_Given task_
Using the data below, copy each line that includes the word "Dimming".

_Data to use_
::::
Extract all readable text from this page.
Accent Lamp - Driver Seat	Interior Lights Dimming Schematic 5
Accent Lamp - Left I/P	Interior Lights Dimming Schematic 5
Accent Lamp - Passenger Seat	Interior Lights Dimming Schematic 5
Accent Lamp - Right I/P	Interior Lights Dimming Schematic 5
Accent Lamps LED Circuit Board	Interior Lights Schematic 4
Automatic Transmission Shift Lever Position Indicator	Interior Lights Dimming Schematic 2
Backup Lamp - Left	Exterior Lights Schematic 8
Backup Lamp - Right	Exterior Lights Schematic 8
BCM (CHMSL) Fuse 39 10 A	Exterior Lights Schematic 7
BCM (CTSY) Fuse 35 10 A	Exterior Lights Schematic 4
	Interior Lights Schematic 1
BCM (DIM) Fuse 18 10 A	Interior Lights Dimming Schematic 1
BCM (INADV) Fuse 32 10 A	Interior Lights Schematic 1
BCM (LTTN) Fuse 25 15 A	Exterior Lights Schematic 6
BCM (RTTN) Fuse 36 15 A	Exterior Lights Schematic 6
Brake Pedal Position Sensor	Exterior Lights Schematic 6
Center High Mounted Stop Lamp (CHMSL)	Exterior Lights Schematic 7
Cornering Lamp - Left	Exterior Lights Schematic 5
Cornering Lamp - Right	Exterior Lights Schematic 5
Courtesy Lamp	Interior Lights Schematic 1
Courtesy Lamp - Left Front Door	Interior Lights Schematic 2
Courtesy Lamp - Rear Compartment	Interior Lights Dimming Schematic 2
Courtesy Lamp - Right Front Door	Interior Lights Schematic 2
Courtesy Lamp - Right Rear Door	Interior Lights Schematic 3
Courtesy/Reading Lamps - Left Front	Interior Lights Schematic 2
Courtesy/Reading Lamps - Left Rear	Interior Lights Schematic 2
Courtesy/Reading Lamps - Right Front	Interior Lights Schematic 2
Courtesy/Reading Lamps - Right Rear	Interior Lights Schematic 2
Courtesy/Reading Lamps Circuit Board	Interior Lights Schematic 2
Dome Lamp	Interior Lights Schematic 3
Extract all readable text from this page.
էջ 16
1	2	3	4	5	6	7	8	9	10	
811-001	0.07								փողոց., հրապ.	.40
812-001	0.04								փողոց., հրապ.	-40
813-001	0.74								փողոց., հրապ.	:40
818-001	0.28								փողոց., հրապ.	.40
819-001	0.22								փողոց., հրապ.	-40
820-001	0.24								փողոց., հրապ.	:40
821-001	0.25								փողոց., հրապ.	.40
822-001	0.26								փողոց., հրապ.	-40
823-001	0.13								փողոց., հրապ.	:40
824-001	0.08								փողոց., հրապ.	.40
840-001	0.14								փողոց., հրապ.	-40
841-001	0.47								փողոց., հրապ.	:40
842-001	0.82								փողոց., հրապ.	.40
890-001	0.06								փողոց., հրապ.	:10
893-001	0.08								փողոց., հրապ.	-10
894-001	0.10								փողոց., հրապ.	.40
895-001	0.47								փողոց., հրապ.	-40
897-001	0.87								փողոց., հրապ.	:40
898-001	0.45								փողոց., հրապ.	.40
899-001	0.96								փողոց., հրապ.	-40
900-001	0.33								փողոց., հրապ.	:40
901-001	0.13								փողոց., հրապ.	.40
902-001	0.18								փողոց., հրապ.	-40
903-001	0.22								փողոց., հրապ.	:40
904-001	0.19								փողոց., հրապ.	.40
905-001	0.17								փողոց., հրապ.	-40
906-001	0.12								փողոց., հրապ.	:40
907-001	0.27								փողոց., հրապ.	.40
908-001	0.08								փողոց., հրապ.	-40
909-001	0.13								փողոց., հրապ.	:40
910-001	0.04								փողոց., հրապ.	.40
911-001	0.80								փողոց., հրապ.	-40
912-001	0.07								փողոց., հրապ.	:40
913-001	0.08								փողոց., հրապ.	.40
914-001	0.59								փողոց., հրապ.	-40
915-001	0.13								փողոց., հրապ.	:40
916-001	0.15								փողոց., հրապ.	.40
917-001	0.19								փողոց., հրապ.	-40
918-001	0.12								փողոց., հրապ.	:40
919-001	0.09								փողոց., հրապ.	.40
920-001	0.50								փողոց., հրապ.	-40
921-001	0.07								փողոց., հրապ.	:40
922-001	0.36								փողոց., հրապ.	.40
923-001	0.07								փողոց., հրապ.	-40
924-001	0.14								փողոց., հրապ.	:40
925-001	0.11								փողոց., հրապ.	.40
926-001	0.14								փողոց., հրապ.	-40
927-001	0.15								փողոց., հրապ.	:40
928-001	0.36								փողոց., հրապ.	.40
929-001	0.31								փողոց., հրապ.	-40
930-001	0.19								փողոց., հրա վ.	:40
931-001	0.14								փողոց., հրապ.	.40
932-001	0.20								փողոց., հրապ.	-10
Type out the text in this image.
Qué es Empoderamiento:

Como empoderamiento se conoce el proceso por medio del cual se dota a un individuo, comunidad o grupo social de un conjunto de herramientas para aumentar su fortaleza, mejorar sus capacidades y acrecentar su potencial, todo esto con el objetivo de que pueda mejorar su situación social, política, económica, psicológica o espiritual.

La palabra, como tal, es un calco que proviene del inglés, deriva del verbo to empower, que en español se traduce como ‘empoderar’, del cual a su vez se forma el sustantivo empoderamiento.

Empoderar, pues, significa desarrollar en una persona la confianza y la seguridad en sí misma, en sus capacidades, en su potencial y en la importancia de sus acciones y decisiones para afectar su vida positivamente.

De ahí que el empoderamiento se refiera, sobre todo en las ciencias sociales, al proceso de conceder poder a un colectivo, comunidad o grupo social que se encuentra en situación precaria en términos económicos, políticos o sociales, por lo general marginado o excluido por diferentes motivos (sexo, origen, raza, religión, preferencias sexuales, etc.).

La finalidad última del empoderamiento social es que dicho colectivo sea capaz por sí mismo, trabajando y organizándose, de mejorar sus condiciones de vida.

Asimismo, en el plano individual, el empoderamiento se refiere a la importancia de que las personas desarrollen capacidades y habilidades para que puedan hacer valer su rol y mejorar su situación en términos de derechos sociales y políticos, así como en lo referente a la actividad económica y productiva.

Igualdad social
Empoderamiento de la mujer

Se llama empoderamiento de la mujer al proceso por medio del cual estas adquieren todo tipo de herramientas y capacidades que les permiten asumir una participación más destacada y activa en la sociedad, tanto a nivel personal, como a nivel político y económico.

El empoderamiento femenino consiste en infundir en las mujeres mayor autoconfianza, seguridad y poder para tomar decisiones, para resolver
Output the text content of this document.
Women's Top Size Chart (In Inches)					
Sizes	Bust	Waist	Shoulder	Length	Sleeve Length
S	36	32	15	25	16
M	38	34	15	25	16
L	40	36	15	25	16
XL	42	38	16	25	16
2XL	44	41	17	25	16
::::
_Complete answer_
Accent Lamp - Driver Seat	Interior Lights Dimming Schematic 5
Accent Lamp - Left I/P	Interior Lights Dimming Schematic 5
Accent Lamp - Passenger Seat	Interior Lights Dimming Schematic 5
Accent Lamp - Right I/P	Interior Lights Dimming Schematic 5
Automatic Transmission Shift Lever Position Indicator	Interior Lights Dimming Schematic 2
BCM (DIM) Fuse 18 10 A	Interior Lights Dimming Schematic 1
Courtesy Lamp - Rear Compartment	Interior Lights Dimming Schematic 2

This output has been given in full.